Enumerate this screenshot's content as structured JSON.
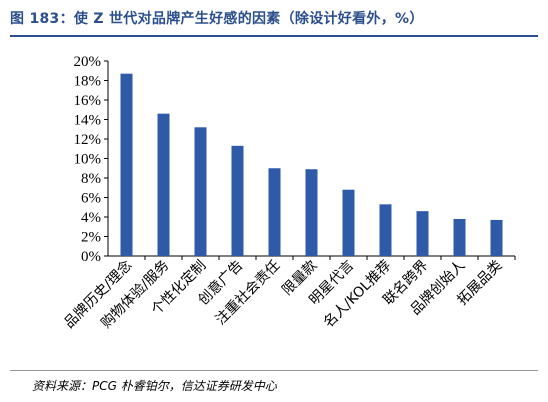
{
  "title": "图 183：使 Z 世代对品牌产生好感的因素（除设计好看外，%）",
  "source": "资料来源：PCG 朴睿铂尔，信达证券研发中心",
  "colors": {
    "bar": "#2f5aa8",
    "title": "#2b4f8c",
    "axis": "#000000"
  },
  "chart_data": {
    "type": "bar",
    "categories": [
      "品牌历史/理念",
      "购物体验/服务",
      "个性化定制",
      "创意广告",
      "注重社会责任",
      "限量款",
      "明星代言",
      "名人/KOL推荐",
      "联名跨界",
      "品牌创始人",
      "拓展品类"
    ],
    "values": [
      18.7,
      14.6,
      13.2,
      11.3,
      9.0,
      8.9,
      6.8,
      5.3,
      4.6,
      3.8,
      3.7
    ],
    "ylim": [
      0,
      20
    ],
    "yticks": [
      "0%",
      "2%",
      "4%",
      "6%",
      "8%",
      "10%",
      "12%",
      "14%",
      "16%",
      "18%",
      "20%"
    ],
    "grid": false,
    "legend": "none"
  }
}
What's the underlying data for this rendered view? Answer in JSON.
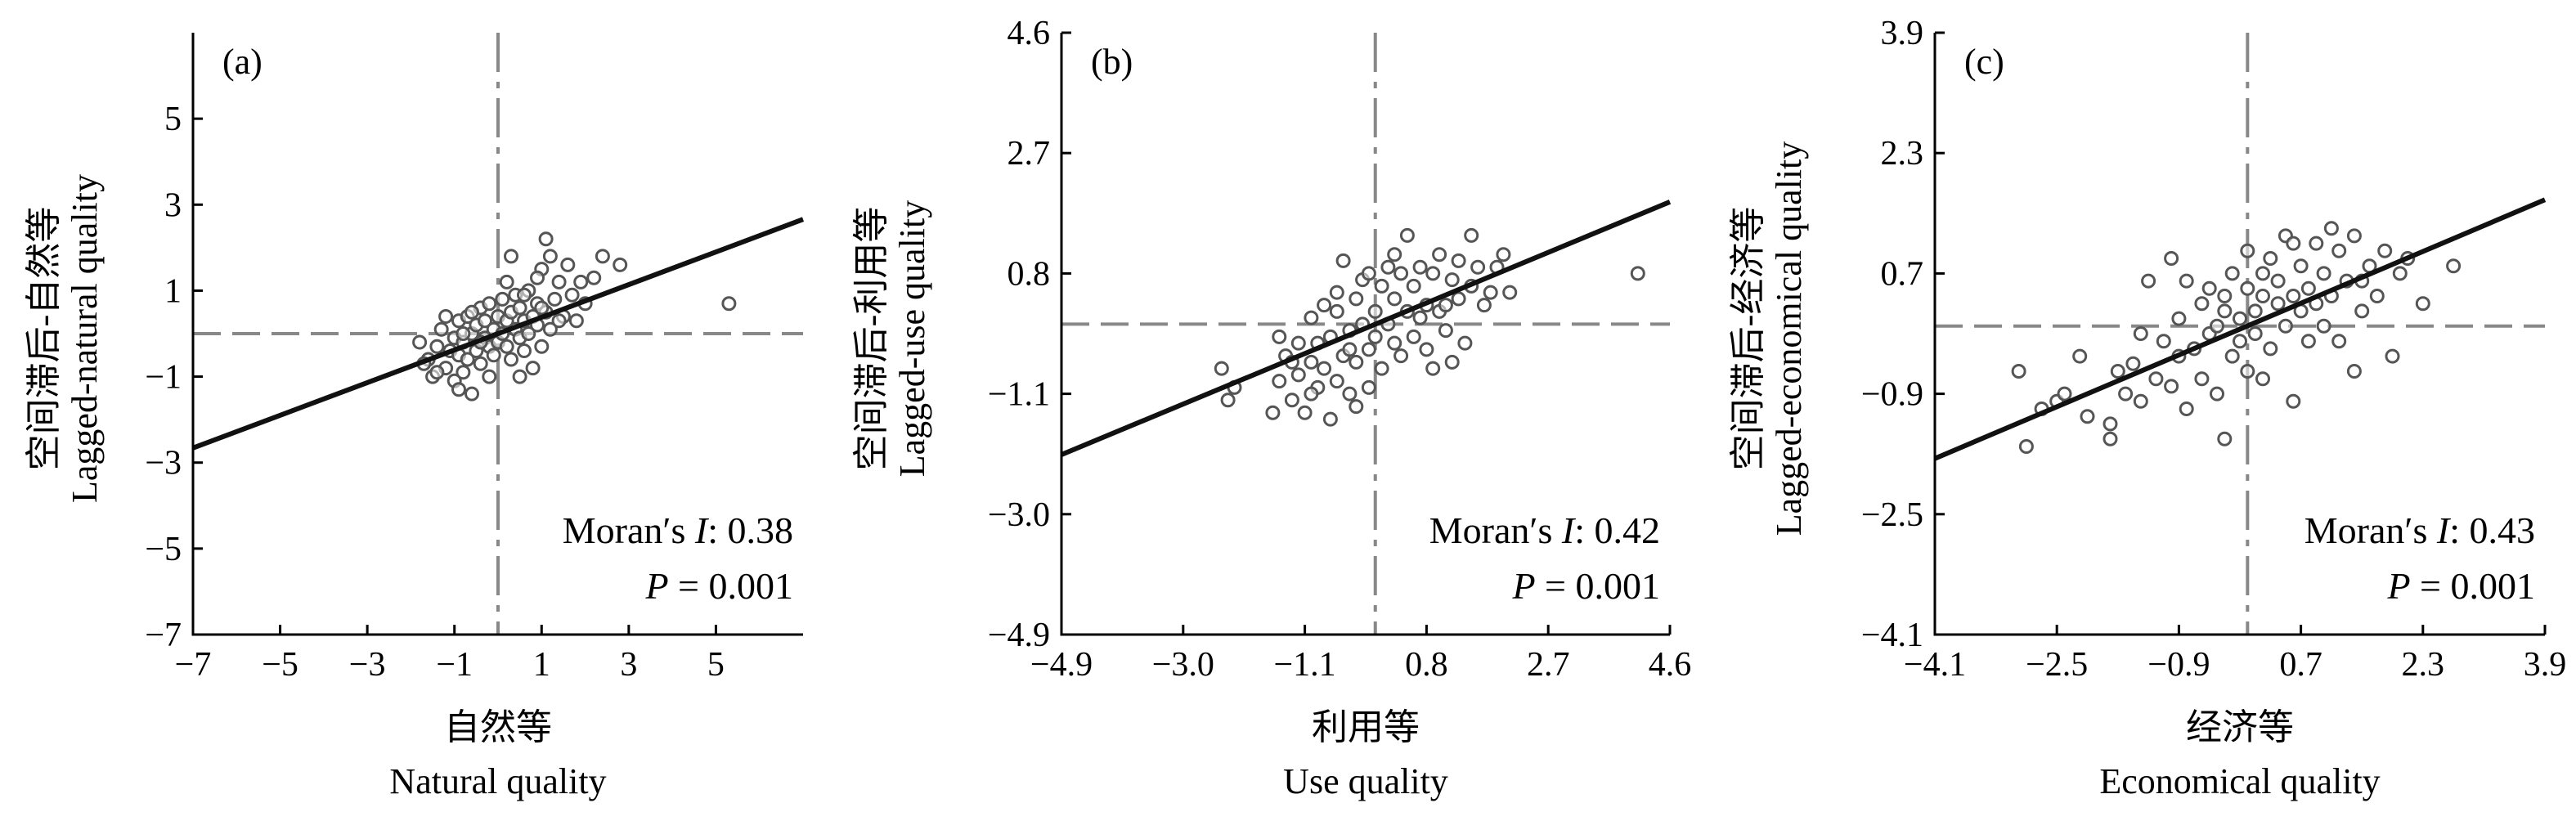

══════════

• [Given problem]
Without the pictures, write out all of the material exactly.

• [Task answer]
Enumerate this screenshot's content as structured JSON.
{
  "title": "图 183：使 Z 世代对品牌产生好感的因素（除设计好看外，%）",
  "source": "资料来源：PCG 朴睿铂尔，信达证券研发中心",
  "colors": {
    "bar": "#2f5aa8",
    "title": "#2b4f8c",
    "axis": "#000000"
  },
  "chart_data": {
    "type": "bar",
    "categories": [
      "品牌历史/理念",
      "购物体验/服务",
      "个性化定制",
      "创意广告",
      "注重社会责任",
      "限量款",
      "明星代言",
      "名人/KOL推荐",
      "联名跨界",
      "品牌创始人",
      "拓展品类"
    ],
    "values": [
      18.7,
      14.6,
      13.2,
      11.3,
      9.0,
      8.9,
      6.8,
      5.3,
      4.6,
      3.8,
      3.7
    ],
    "ylim": [
      0,
      20
    ],
    "yticks": [
      "0%",
      "2%",
      "4%",
      "6%",
      "8%",
      "10%",
      "12%",
      "14%",
      "16%",
      "18%",
      "20%"
    ],
    "grid": false,
    "legend": "none"
  }
}
What's the underlying data for this rendered view? Answer in JSON.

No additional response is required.